What the task requires:
Check each line of the records for "values"; collect those that have it.

Dataset excerpt:
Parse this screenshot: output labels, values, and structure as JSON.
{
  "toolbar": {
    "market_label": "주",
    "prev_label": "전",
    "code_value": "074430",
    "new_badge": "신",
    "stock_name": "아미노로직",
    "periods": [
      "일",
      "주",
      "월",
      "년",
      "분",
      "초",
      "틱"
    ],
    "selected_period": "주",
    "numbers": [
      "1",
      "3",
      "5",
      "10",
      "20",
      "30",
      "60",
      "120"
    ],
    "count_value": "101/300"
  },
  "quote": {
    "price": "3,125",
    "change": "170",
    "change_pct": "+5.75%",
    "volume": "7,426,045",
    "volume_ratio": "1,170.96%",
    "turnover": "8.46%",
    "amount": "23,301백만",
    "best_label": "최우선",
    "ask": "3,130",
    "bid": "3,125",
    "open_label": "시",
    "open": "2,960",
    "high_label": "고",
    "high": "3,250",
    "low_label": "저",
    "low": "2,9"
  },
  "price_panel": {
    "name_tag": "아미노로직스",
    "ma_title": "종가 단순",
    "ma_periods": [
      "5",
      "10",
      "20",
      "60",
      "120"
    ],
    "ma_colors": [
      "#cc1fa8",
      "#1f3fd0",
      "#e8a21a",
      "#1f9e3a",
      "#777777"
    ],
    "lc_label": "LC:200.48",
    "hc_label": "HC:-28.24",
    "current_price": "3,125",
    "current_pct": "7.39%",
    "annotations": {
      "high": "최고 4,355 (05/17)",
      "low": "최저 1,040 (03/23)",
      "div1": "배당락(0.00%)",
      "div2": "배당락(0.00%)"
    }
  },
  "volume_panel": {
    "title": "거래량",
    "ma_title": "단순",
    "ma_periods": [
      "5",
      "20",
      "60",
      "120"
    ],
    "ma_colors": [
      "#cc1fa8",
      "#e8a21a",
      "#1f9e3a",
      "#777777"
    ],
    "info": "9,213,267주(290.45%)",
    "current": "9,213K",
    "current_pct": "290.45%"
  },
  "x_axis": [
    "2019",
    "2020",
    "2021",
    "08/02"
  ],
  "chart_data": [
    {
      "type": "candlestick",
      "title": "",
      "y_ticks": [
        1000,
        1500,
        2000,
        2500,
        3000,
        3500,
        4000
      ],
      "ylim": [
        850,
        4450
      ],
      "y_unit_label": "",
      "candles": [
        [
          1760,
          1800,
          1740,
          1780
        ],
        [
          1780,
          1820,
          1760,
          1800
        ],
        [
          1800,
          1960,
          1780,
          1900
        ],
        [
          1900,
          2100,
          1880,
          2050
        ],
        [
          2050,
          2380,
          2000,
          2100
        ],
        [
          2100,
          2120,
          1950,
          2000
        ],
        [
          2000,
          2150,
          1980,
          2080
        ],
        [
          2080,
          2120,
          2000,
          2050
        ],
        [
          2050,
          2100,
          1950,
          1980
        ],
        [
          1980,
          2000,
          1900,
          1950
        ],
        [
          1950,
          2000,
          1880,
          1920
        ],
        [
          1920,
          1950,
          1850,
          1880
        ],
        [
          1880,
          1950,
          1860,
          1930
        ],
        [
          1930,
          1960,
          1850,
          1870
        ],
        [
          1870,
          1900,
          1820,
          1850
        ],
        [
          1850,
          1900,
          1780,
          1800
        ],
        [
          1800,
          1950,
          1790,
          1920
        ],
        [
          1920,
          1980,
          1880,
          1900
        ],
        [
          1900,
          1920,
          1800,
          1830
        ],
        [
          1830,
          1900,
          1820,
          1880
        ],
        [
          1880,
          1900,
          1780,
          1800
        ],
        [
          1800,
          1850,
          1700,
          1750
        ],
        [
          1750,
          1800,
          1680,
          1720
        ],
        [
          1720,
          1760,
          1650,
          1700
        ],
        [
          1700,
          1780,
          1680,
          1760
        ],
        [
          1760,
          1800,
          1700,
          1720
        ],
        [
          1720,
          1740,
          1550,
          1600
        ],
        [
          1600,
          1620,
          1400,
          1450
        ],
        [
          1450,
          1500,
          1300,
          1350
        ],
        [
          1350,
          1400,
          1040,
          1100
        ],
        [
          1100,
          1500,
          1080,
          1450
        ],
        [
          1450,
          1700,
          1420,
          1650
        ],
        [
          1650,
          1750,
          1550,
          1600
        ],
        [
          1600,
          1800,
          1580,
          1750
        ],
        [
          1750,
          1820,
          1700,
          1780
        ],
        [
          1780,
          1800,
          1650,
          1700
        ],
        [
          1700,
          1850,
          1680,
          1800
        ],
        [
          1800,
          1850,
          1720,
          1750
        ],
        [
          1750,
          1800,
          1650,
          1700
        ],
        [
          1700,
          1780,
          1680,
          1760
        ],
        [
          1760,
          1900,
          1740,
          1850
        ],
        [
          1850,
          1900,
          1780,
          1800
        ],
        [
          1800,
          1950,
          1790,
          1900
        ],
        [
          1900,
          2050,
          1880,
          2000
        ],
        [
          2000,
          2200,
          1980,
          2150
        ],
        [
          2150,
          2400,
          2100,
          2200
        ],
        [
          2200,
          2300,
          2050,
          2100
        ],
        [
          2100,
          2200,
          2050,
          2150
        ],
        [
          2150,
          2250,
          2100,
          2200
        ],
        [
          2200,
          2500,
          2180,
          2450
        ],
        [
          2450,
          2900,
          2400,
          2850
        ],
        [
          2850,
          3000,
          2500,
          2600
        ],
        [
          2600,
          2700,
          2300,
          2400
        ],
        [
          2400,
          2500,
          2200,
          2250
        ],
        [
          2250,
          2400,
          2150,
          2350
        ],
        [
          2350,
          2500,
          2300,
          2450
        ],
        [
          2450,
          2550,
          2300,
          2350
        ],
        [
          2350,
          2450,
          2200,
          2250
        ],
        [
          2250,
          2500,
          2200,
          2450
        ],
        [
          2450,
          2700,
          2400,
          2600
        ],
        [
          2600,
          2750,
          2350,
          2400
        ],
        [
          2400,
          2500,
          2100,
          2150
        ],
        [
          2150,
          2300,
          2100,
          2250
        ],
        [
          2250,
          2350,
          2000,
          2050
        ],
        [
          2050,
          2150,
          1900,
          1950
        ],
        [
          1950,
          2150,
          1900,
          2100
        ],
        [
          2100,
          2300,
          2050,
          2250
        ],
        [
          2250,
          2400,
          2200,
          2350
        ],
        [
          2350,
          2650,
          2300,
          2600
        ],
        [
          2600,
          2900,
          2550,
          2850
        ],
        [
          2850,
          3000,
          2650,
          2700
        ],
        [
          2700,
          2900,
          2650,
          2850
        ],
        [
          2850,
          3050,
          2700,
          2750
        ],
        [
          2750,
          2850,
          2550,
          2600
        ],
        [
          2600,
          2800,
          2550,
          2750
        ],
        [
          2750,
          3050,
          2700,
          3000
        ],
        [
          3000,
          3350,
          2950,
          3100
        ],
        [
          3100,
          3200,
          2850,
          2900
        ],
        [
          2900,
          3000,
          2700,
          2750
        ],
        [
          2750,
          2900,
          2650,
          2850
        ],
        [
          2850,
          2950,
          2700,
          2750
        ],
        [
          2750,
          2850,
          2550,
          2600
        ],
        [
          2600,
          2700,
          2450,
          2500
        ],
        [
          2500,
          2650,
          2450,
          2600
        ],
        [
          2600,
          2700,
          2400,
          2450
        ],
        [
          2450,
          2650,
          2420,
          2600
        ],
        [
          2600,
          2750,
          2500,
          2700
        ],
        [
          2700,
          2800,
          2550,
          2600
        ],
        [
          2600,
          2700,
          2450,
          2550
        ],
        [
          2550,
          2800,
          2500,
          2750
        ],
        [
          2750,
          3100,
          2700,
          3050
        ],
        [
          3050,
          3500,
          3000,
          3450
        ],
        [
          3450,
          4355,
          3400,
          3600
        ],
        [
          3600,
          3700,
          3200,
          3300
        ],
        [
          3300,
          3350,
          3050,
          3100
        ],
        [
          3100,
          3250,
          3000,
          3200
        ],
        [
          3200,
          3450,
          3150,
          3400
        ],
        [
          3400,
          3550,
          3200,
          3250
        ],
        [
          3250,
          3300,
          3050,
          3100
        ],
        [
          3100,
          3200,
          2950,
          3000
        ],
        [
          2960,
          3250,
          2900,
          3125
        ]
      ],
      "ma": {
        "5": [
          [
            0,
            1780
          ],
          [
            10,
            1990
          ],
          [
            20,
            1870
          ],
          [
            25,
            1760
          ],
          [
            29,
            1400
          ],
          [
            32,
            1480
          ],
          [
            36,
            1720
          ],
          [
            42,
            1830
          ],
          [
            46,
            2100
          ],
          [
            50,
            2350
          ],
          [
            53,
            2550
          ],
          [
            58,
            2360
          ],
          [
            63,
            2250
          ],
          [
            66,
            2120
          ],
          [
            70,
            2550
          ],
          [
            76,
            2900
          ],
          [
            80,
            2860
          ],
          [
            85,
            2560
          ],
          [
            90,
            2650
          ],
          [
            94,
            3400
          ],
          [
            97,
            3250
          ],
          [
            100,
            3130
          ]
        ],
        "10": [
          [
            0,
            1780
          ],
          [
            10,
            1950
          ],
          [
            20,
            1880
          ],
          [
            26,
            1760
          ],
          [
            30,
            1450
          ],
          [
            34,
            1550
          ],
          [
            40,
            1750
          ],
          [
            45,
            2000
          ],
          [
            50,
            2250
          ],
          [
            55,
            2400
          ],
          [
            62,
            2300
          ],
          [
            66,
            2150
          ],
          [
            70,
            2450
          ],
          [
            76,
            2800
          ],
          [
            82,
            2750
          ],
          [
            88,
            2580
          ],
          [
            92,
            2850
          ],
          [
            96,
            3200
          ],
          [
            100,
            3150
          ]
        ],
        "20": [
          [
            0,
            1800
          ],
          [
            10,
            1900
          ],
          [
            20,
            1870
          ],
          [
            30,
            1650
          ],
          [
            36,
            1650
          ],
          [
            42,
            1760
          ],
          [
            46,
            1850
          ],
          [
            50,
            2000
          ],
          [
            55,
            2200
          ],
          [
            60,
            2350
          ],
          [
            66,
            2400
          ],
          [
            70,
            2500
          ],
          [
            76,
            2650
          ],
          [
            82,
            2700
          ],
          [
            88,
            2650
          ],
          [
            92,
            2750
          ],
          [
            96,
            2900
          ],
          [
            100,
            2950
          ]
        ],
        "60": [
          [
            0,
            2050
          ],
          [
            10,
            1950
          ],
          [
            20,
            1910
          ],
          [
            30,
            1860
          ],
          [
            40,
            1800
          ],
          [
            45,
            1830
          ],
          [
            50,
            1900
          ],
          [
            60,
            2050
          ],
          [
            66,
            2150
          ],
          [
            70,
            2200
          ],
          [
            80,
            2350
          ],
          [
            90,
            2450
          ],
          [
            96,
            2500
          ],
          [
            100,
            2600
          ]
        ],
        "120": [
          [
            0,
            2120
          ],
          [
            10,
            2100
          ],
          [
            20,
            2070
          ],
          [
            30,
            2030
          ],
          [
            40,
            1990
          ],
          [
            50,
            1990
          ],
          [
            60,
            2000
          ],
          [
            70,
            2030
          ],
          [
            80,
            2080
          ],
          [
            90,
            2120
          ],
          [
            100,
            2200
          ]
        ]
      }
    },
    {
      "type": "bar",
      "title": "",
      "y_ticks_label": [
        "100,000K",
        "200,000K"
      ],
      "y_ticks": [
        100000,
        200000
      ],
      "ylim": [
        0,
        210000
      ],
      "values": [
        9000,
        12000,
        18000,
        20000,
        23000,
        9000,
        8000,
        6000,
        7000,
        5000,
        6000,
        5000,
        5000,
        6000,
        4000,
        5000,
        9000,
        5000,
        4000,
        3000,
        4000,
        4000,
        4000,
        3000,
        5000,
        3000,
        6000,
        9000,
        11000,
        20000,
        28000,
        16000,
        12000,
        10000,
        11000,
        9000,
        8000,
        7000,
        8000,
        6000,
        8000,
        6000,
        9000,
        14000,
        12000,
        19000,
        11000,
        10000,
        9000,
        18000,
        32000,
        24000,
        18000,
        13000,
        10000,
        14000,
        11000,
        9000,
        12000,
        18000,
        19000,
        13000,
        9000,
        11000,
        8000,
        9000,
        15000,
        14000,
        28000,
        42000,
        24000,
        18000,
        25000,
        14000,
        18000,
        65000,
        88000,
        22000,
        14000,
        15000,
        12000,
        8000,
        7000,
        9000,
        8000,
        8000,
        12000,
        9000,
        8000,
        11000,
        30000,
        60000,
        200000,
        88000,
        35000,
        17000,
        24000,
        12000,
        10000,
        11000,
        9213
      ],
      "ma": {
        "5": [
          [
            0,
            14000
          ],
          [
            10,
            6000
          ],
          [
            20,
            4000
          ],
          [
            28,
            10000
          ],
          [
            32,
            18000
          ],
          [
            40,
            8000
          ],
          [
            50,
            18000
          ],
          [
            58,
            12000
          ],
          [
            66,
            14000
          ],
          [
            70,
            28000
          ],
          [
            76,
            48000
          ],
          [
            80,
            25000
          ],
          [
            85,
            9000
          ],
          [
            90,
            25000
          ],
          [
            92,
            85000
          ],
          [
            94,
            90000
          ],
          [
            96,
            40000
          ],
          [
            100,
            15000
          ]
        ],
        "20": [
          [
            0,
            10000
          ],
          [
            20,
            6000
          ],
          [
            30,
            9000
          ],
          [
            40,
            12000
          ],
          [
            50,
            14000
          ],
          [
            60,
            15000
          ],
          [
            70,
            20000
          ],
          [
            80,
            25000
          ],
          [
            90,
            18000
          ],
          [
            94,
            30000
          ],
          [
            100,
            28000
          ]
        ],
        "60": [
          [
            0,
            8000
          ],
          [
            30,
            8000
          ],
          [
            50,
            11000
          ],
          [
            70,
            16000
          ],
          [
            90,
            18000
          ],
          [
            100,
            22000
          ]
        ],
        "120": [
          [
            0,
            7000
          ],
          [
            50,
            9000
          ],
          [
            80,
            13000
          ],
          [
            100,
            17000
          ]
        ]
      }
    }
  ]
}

Solution for this exercise:
Parse this screenshot: output labels, values, and structure as JSON.
      "values": [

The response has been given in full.